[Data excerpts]

-- -- --

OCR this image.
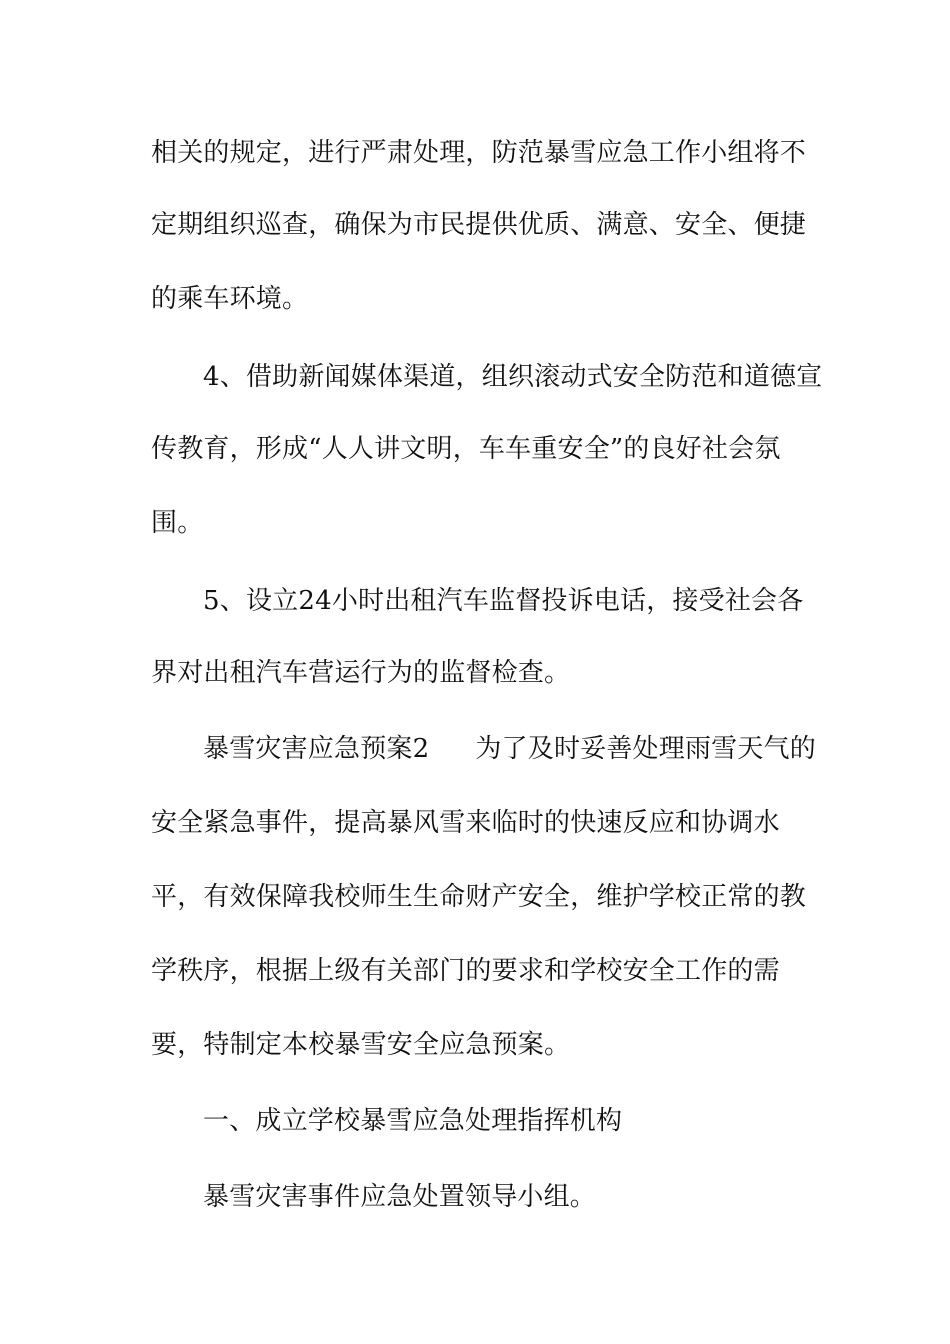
相关的规定，进行严肃处理，防范暴雪应急工作小组将不
定期组织巡查，确保为市民提供优质、满意、安全、便捷
的乘车环境。
4、借助新闻媒体渠道，组织滚动式安全防范和道德宣
传教育，形成“人人讲文明，车车重安全”的良好社会氛
围。
5、设立24小时出租汽车监督投诉电话，接受社会各
界对出租汽车营运行为的监督检查。
暴雪灾害应急预案2 为了及时妥善处理雨雪天气的
安全紧急事件，提高暴风雪来临时的快速反应和协调水
平，有效保障我校师生生命财产安全，维护学校正常的教
学秩序，根据上级有关部门的要求和学校安全工作的需
要，特制定本校暴雪安全应急预案。
一、成立学校暴雪应急处理指挥机构
暴雪灾害事件应急处置领导小组。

-- -- --

#### TASK PROMPT:
Omit the pictures and restate the rest of the records verbatim.

#### THE COMPLETED TASK:
OCR this image.
相关的规定，进行严肃处理，防范暴雪应急工作小组将不
定期组织巡查，确保为市民提供优质、满意、安全、便捷
的乘车环境。
4、借助新闻媒体渠道，组织滚动式安全防范和道德宣
传教育，形成“人人讲文明，车车重安全”的良好社会氛
围。
5、设立24小时出租汽车监督投诉电话，接受社会各
界对出租汽车营运行为的监督检查。
暴雪灾害应急预案2 为了及时妥善处理雨雪天气的
安全紧急事件，提高暴风雪来临时的快速反应和协调水
平，有效保障我校师生生命财产安全，维护学校正常的教
学秩序，根据上级有关部门的要求和学校安全工作的需
要，特制定本校暴雪安全应急预案。
一、成立学校暴雪应急处理指挥机构
暴雪灾害事件应急处置领导小组。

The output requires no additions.